WHAT THIS TASK INVOLVES
Every record below should be transcribed exactly. Omit the images.
——
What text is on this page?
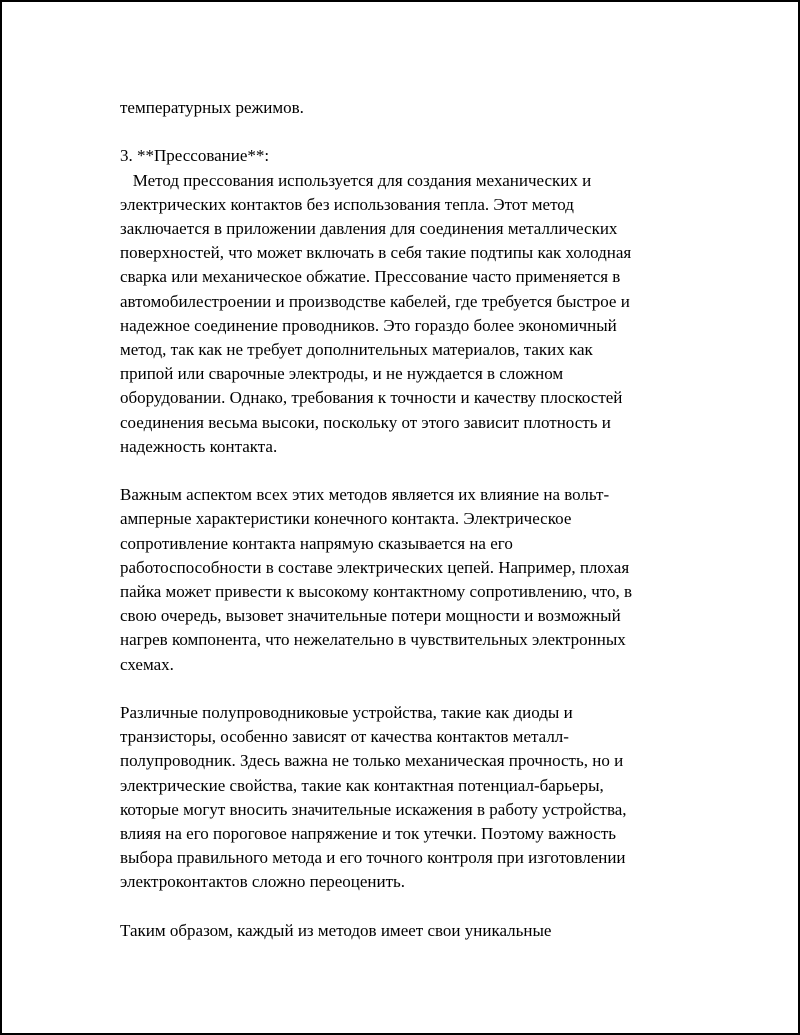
температурных режимов.
3. **Прессование**:
Метод прессования используется для создания механических и
электрических контактов без использования тепла. Этот метод
заключается в приложении давления для соединения металлических
поверхностей, что может включать в себя такие подтипы как холодная
сварка или механическое обжатие. Прессование часто применяется в
автомобилестроении и производстве кабелей, где требуется быстрое и
надежное соединение проводников. Это гораздо более экономичный
метод, так как не требует дополнительных материалов, таких как
припой или сварочные электроды, и не нуждается в сложном
оборудовании. Однако, требования к точности и качеству плоскостей
соединения весьма высоки, поскольку от этого зависит плотность и
надежность контакта.
Важным аспектом всех этих методов является их влияние на вольт-
амперные характеристики конечного контакта. Электрическое
сопротивление контакта напрямую сказывается на его
работоспособности в составе электрических цепей. Например, плохая
пайка может привести к высокому контактному сопротивлению, что, в
свою очередь, вызовет значительные потери мощности и возможный
нагрев компонента, что нежелательно в чувствительных электронных
схемах.
Различные полупроводниковые устройства, такие как диоды и
транзисторы, особенно зависят от качества контактов металл-
полупроводник. Здесь важна не только механическая прочность, но и
электрические свойства, такие как контактная потенциал-барьеры,
которые могут вносить значительные искажения в работу устройства,
влияя на его пороговое напряжение и ток утечки. Поэтому важность
выбора правильного метода и его точного контроля при изготовлении
электроконтактов сложно переоценить.
Таким образом, каждый из методов имеет свои уникальные
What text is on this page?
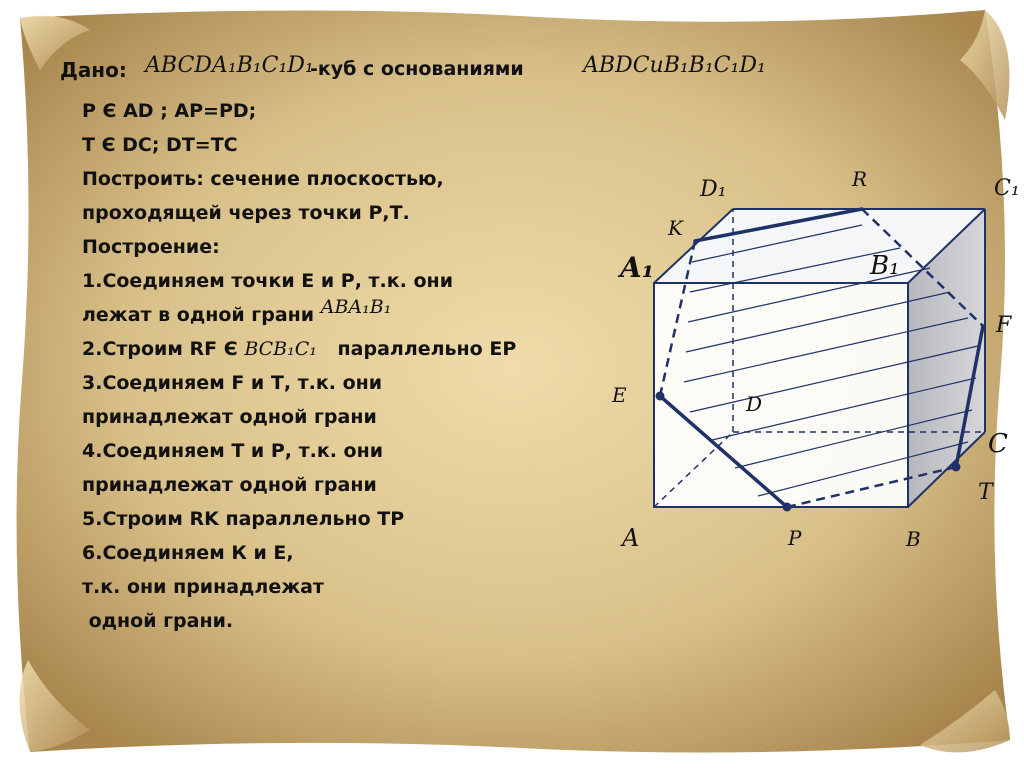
A	B
C
D
A₁	B₁
C₁
D₁
E
P
T
F
R
K
Дано: ABCDA₁B₁C₁D₁
-куб с основаниями	ABDCuB₁B₁C₁D₁

Р Є АD ; АР=РD;

Т Є DC; DТ=ТC

Построить: сечение плоскостью,

проходящей через точки Р,Т.

Построение:

1.Соединяем точки Е и Р, т.к. они

лежат в одной грани ABA₁B₁

2.Строим RF Є BCB₁C₁ параллельно ЕР

3.Соединяем F и Т, т.к. они

принадлежат одной грани

4.Соединяем Т и Р, т.к. они

принадлежат одной грани

5.Строим RK параллельно ТР

6.Соединяем К и Е,

т.к. они принадлежат

одной грани.
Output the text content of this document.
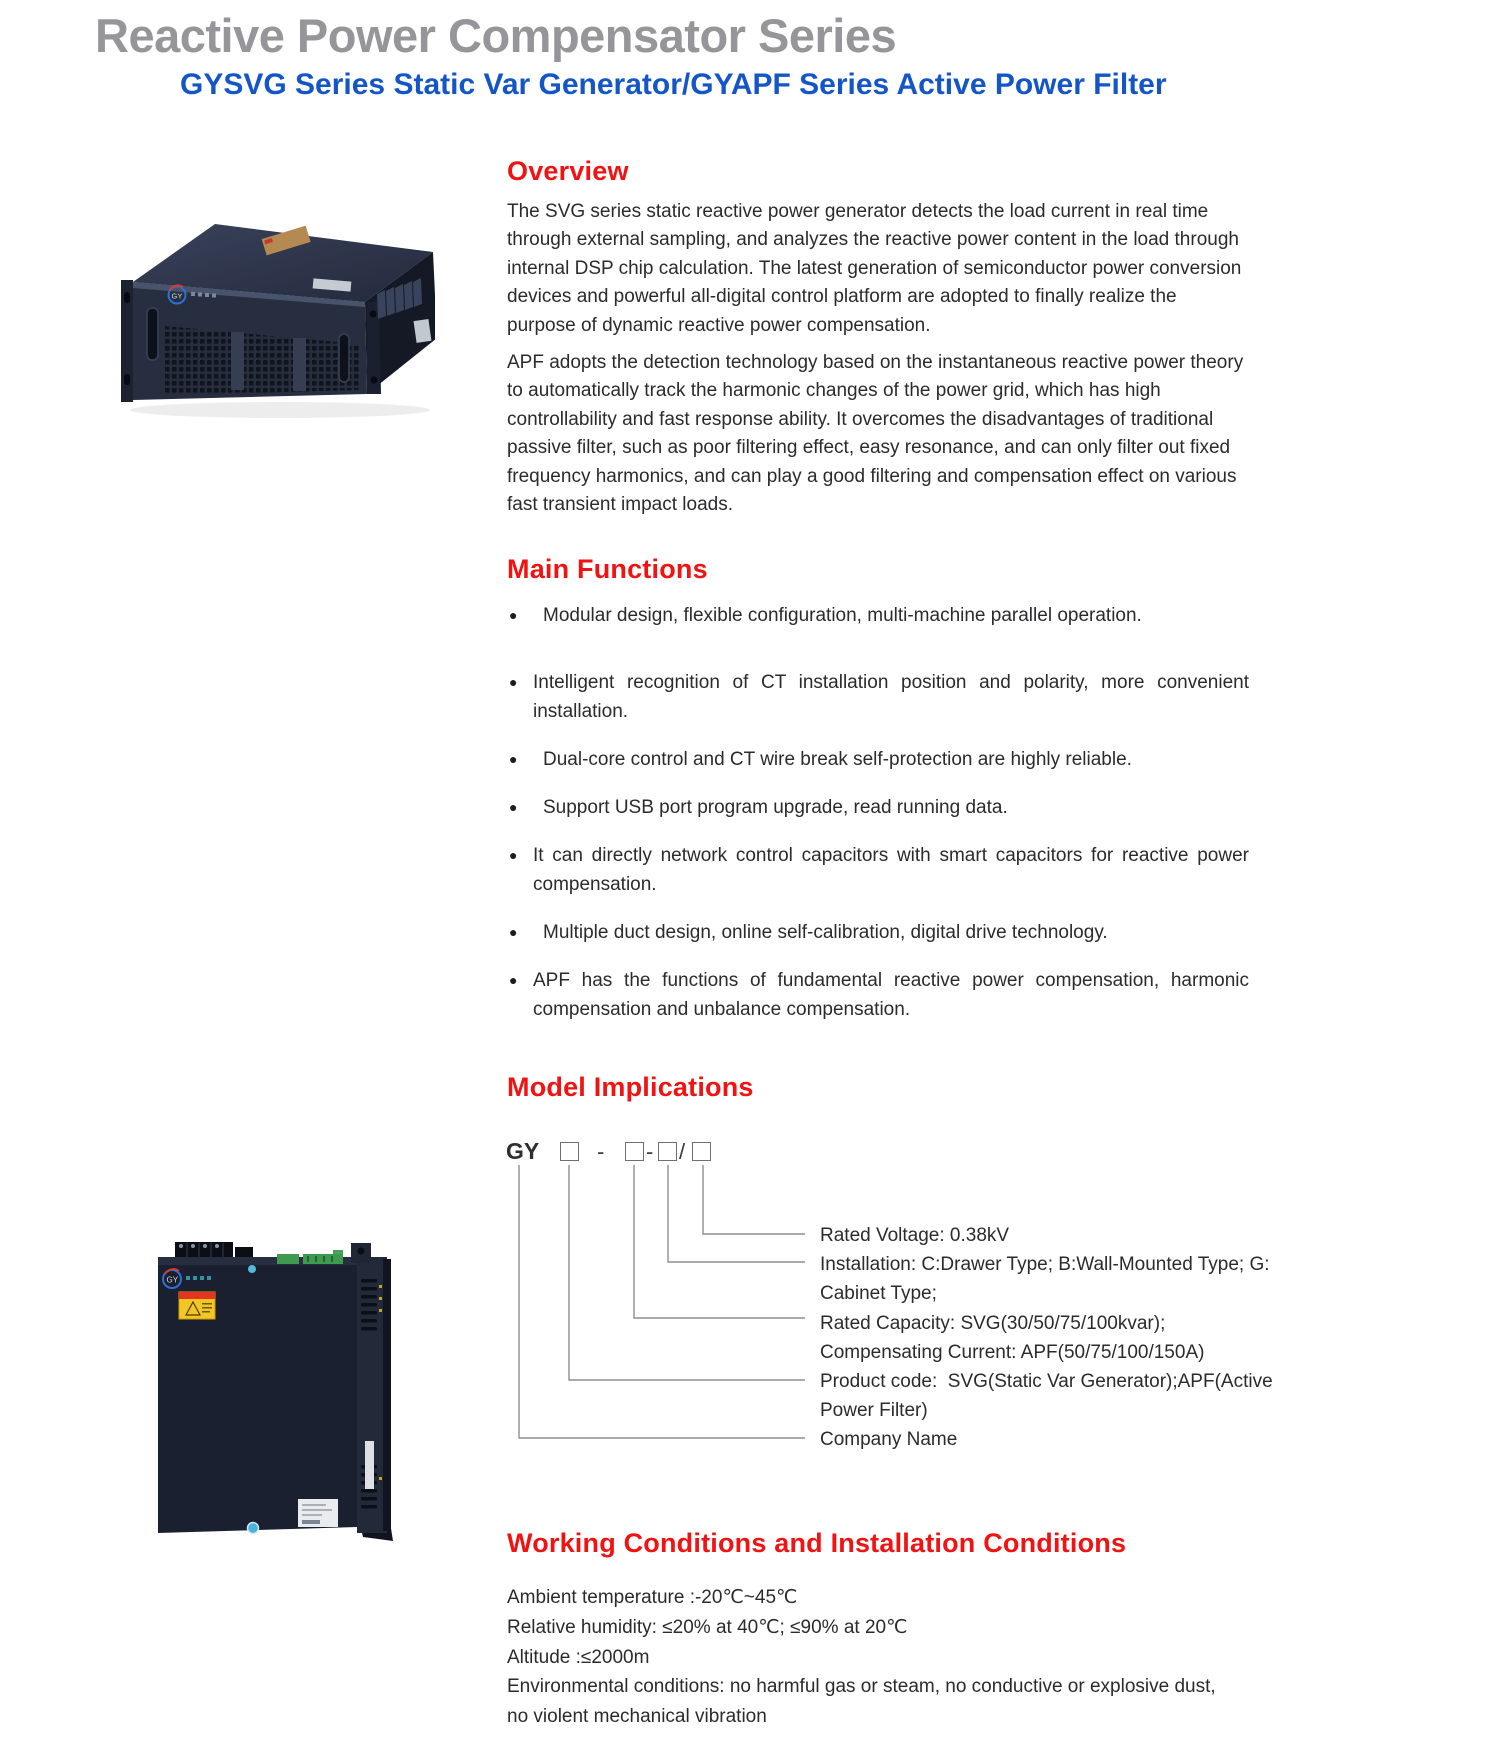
Reactive Power Compensator Series
GYSVG Series Static Var Generator/GYAPF Series Active Power Filter
GY
Overview
The SVG series static reactive power generator detects the load current in real time through external sampling, and analyzes the reactive power content in the load through internal DSP chip calculation. The latest generation of semiconductor power conversion devices and powerful all-digital control platform are adopted to finally realize the purpose of dynamic reactive power compensation.
APF adopts the detection technology based on the instantaneous reactive power theory to automatically track the harmonic changes of the power grid, which has high controllability and fast response ability. It overcomes the disadvantages of traditional passive filter, such as poor filtering effect, easy resonance, and can only filter out fixed frequency harmonics, and can play a good filtering and compensation effect on various fast transient impact loads.
Main Functions
● Modular design, flexible configuration, multi-machine parallel operation.
● Intelligent recognition of CT installation position and polarity, more convenient installation.
● Dual-core control and CT wire break self-protection are highly reliable.
● Support USB port program upgrade, read running data.
● It can directly network control capacitors with smart capacitors for reactive power compensation.
● Multiple duct design, online self-calibration, digital drive technology.
● APF has the functions of fundamental reactive power compensation, harmonic compensation and unbalance compensation.
Model Implications
GY	- - /
Rated Voltage: 0.38kV
Installation: C:Drawer Type; B:Wall-Mounted Type; G:
Cabinet Type;
Rated Capacity: SVG(30/50/75/100kvar);
Compensating Current: APF(50/75/100/150A)
Product code:  SVG(Static Var Generator);APF(Active
Power Filter)
Company Name
GY
Working Conditions and Installation Conditions
Ambient temperature :-20℃~45℃
Relative humidity: ≤20% at 40℃; ≤90% at 20℃
Altitude :≤2000m
Environmental conditions: no harmful gas or steam, no conductive or explosive dust,
no violent mechanical vibration
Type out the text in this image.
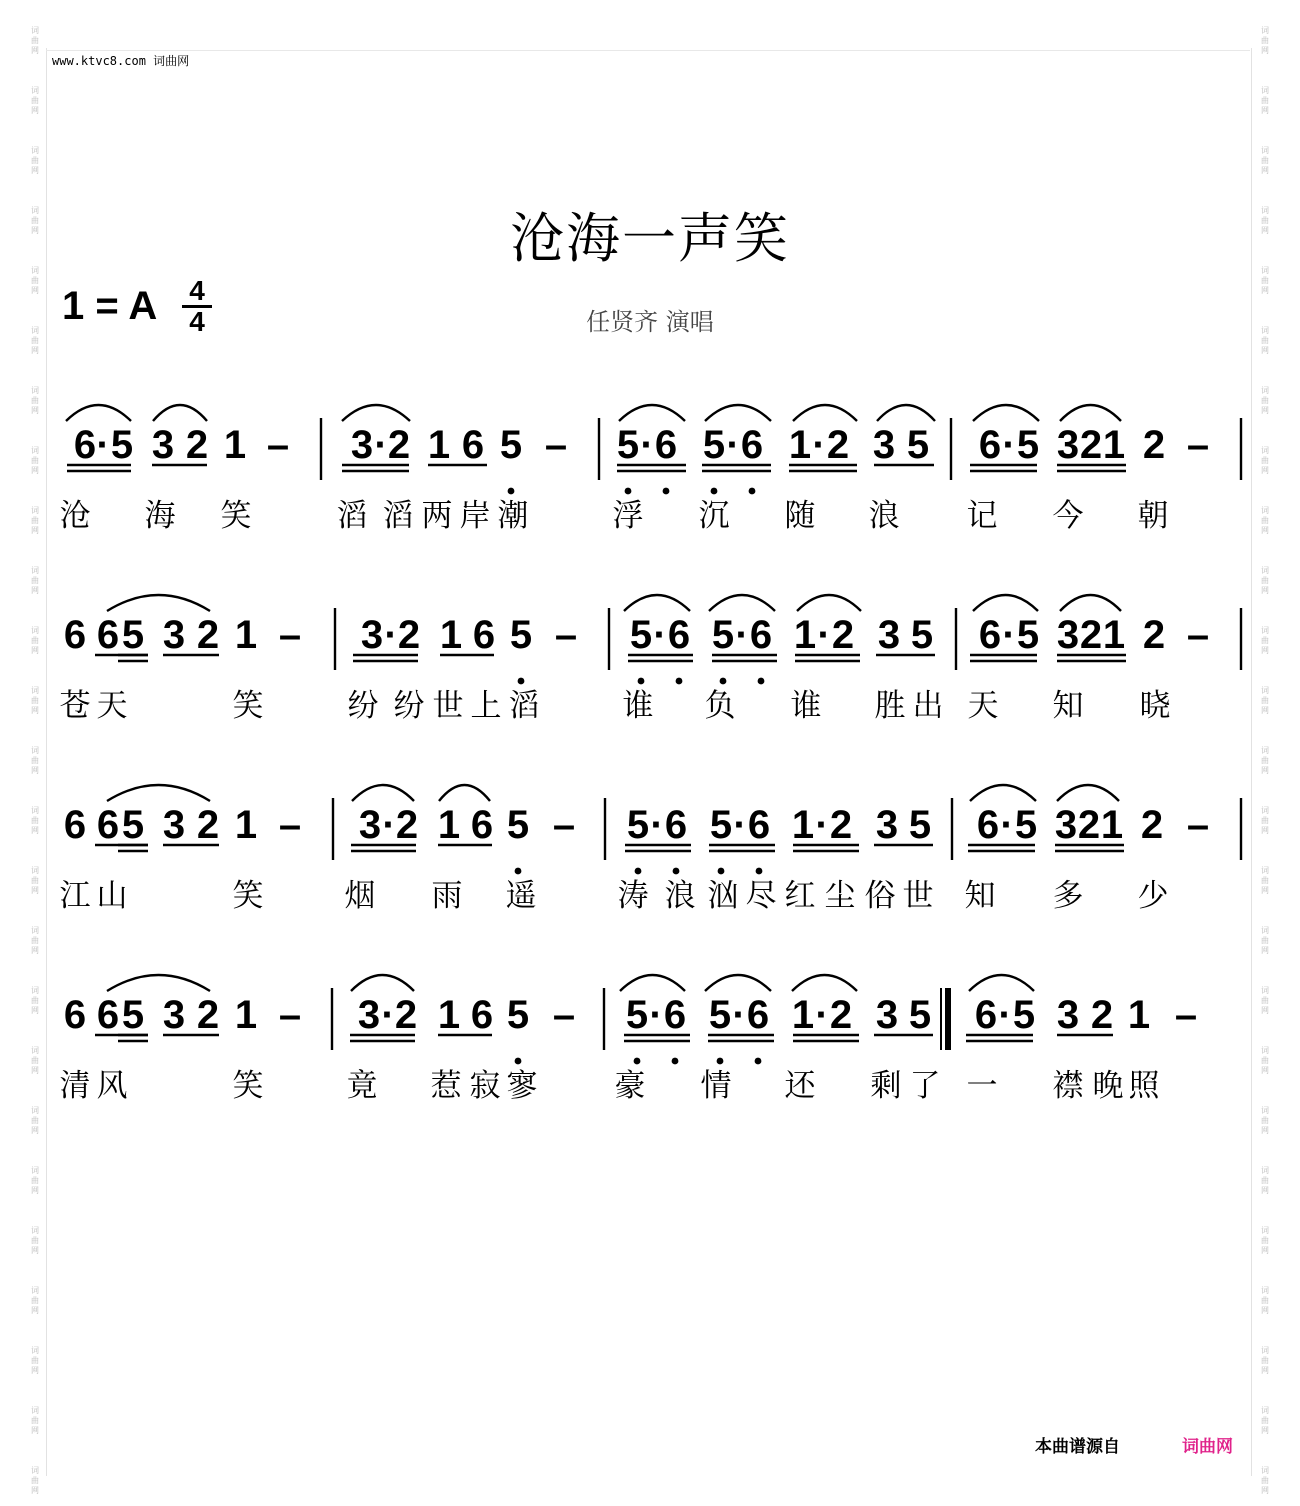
词
曲
网
词
曲
网
词
曲
网
词
曲
网
词
曲
网
词
曲
网
词
曲
网
词
曲
网
词
曲
网
词
曲
网
词
曲
网
词
曲
网
词
曲
网
词
曲
网
词
曲
网
词
曲
网
词
曲
网
词
曲
网
词
曲
网
词
曲
网
词
曲
网
词
曲
网
词
曲
网
词
曲
网
词
曲
网
词
曲
网
词
曲
网
词
曲
网
词
曲
网
词
曲
网
词
曲
网
词
曲
网
词
曲
网
词
曲
网
词
曲
网
词
曲
网
词
曲
网
词
曲
网
词
曲
网
词
曲
网
词
曲
网
词
曲
网
词
曲
网
词
曲
网
词
曲
网
词
曲
网
词
曲
网
词
曲
网
词
曲
网
词
曲
网
www.ktvc8.com 词曲网
沧海一声笑
1 = A 4
4	任贤齐 演唱
6 · 5 3 2 1 – 3 · 2 1 6 5 – 5 · 6 5 · 6 1 · 2 3 5 6 · 5 3 2 1 2 –
沧 海 笑	滔 滔 两 岸 潮	浮 沉 随 浪 记 今 朝
6 6 5 3 2 1 – 3 · 2 1 6 5 – 5 · 6 5 · 6 1 · 2 3 5 6 · 5 3 2 1 2 –
苍 天	笑	纷 纷 世 上 滔	谁 负 谁 胜 出 天 知 晓
6 6 5 3 2 1 – 3 · 2 1 6 5 – 5 · 6 5 · 6 1 · 2 3 5 6 · 5 3 2 1 2 –
江 山	笑	烟 雨 遥	涛 浪 汹 尽 红 尘 俗 世 知 多 少
6 6 5 3 2 1 – 3 · 2 1 6 5 – 5 · 6 5 · 6 1 · 2 3 5 6 · 5 3 2 1 –
清 风	笑	竟 惹 寂 寥 豪 情 还 剩 了 一 襟 晚 照
本曲谱源自	词曲网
——
SOLVED PROBLEM
What text is on this page?
температурных режимов.
3. **Прессование**:
Метод прессования используется для создания механических и
электрических контактов без использования тепла. Этот метод
заключается в приложении давления для соединения металлических
поверхностей, что может включать в себя такие подтипы как холодная
сварка или механическое обжатие. Прессование часто применяется в
автомобилестроении и производстве кабелей, где требуется быстрое и
надежное соединение проводников. Это гораздо более экономичный
метод, так как не требует дополнительных материалов, таких как
припой или сварочные электроды, и не нуждается в сложном
оборудовании. Однако, требования к точности и качеству плоскостей
соединения весьма высоки, поскольку от этого зависит плотность и
надежность контакта.
Важным аспектом всех этих методов является их влияние на вольт-
амперные характеристики конечного контакта. Электрическое
сопротивление контакта напрямую сказывается на его
работоспособности в составе электрических цепей. Например, плохая
пайка может привести к высокому контактному сопротивлению, что, в
свою очередь, вызовет значительные потери мощности и возможный
нагрев компонента, что нежелательно в чувствительных электронных
схемах.
Различные полупроводниковые устройства, такие как диоды и
транзисторы, особенно зависят от качества контактов металл-
полупроводник. Здесь важна не только механическая прочность, но и
электрические свойства, такие как контактная потенциал-барьеры,
которые могут вносить значительные искажения в работу устройства,
влияя на его пороговое напряжение и ток утечки. Поэтому важность
выбора правильного метода и его точного контроля при изготовлении
электроконтактов сложно переоценить.
Таким образом, каждый из методов имеет свои уникальные
What text is on this page?
A	B
C
D
A₁	B₁
C₁
D₁
E
P
T
F
R
K
Дано: ABCDA₁B₁C₁D₁
-куб с основаниями	ABDCuB₁B₁C₁D₁

Р Є АD ; АР=РD;

Т Є DC; DТ=ТC

Построить: сечение плоскостью,

проходящей через точки Р,Т.

Построение:

1.Соединяем точки Е и Р, т.к. они

лежат в одной грани ABA₁B₁

2.Строим RF Є BCB₁C₁ параллельно ЕР

3.Соединяем F и Т, т.к. они

принадлежат одной грани

4.Соединяем Т и Р, т.к. они

принадлежат одной грани

5.Строим RK параллельно ТР

6.Соединяем К и Е,

т.к. они принадлежат

одной грани.
Output the text content of this document.
Reactive Power Compensator Series
GYSVG Series Static Var Generator/GYAPF Series Active Power Filter
GY
Overview
The SVG series static reactive power generator detects the load current in real time through external sampling, and analyzes the reactive power content in the load through internal DSP chip calculation. The latest generation of semiconductor power conversion devices and powerful all-digital control platform are adopted to finally realize the purpose of dynamic reactive power compensation.
APF adopts the detection technology based on the instantaneous reactive power theory to automatically track the harmonic changes of the power grid, which has high controllability and fast response ability. It overcomes the disadvantages of traditional passive filter, such as poor filtering effect, easy resonance, and can only filter out fixed frequency harmonics, and can play a good filtering and compensation effect on various fast transient impact loads.
Main Functions
● Modular design, flexible configuration, multi-machine parallel operation.
● Intelligent recognition of CT installation position and polarity, more convenient installation.
● Dual-core control and CT wire break self-protection are highly reliable.
● Support USB port program upgrade, read running data.
● It can directly network control capacitors with smart capacitors for reactive power compensation.
● Multiple duct design, online self-calibration, digital drive technology.
● APF has the functions of fundamental reactive power compensation, harmonic compensation and unbalance compensation.
Model Implications
GY	- - /
Rated Voltage: 0.38kV
Installation: C:Drawer Type; B:Wall-Mounted Type; G:
Cabinet Type;
Rated Capacity: SVG(30/50/75/100kvar);
Compensating Current: APF(50/75/100/150A)
Product code:  SVG(Static Var Generator);APF(Active
Power Filter)
Company Name
GY
Working Conditions and Installation Conditions
Ambient temperature :-20℃~45℃
Relative humidity: ≤20% at 40℃; ≤90% at 20℃
Altitude :≤2000m
Environmental conditions: no harmful gas or steam, no conductive or explosive dust,
no violent mechanical vibration
Type out the text in this image.
词
曲
网
词
曲
网
词
曲
网
词
曲
网
词
曲
网
词
曲
网
词
曲
网
词
曲
网
词
曲
网
词
曲
网
词
曲
网
词
曲
网
词
曲
网
词
曲
网
词
曲
网
词
曲
网
词
曲
网
词
曲
网
词
曲
网
词
曲
网
词
曲
网
词
曲
网
词
曲
网
词
曲
网
词
曲
网
词
曲
网
词
曲
网
词
曲
网
词
曲
网
词
曲
网
词
曲
网
词
曲
网
词
曲
网
词
曲
网
词
曲
网
词
曲
网
词
曲
网
词
曲
网
词
曲
网
词
曲
网
词
曲
网
词
曲
网
词
曲
网
词
曲
网
词
曲
网
词
曲
网
词
曲
网
词
曲
网
词
曲
网
词
曲
网
www.ktvc8.com 词曲网
沧海一声笑
1 = A 4
4	任贤齐 演唱
6 · 5 3 2 1 – 3 · 2 1 6 5 – 5 · 6 5 · 6 1 · 2 3 5 6 · 5 3 2 1 2 –
沧 海 笑	滔 滔 两 岸 潮	浮 沉 随 浪 记 今 朝
6 6 5 3 2 1 – 3 · 2 1 6 5 – 5 · 6 5 · 6 1 · 2 3 5 6 · 5 3 2 1 2 –
苍 天	笑	纷 纷 世 上 滔	谁 负 谁 胜 出 天 知 晓
6 6 5 3 2 1 – 3 · 2 1 6 5 – 5 · 6 5 · 6 1 · 2 3 5 6 · 5 3 2 1 2 –
江 山	笑	烟 雨 遥	涛 浪 汹 尽 红 尘 俗 世 知 多 少
6 6 5 3 2 1 – 3 · 2 1 6 5 – 5 · 6 5 · 6 1 · 2 3 5 6 · 5 3 2 1 –
清 风	笑	竟 惹 寂 寥 豪 情 还 剩 了 一 襟 晚 照
本曲谱源自	词曲网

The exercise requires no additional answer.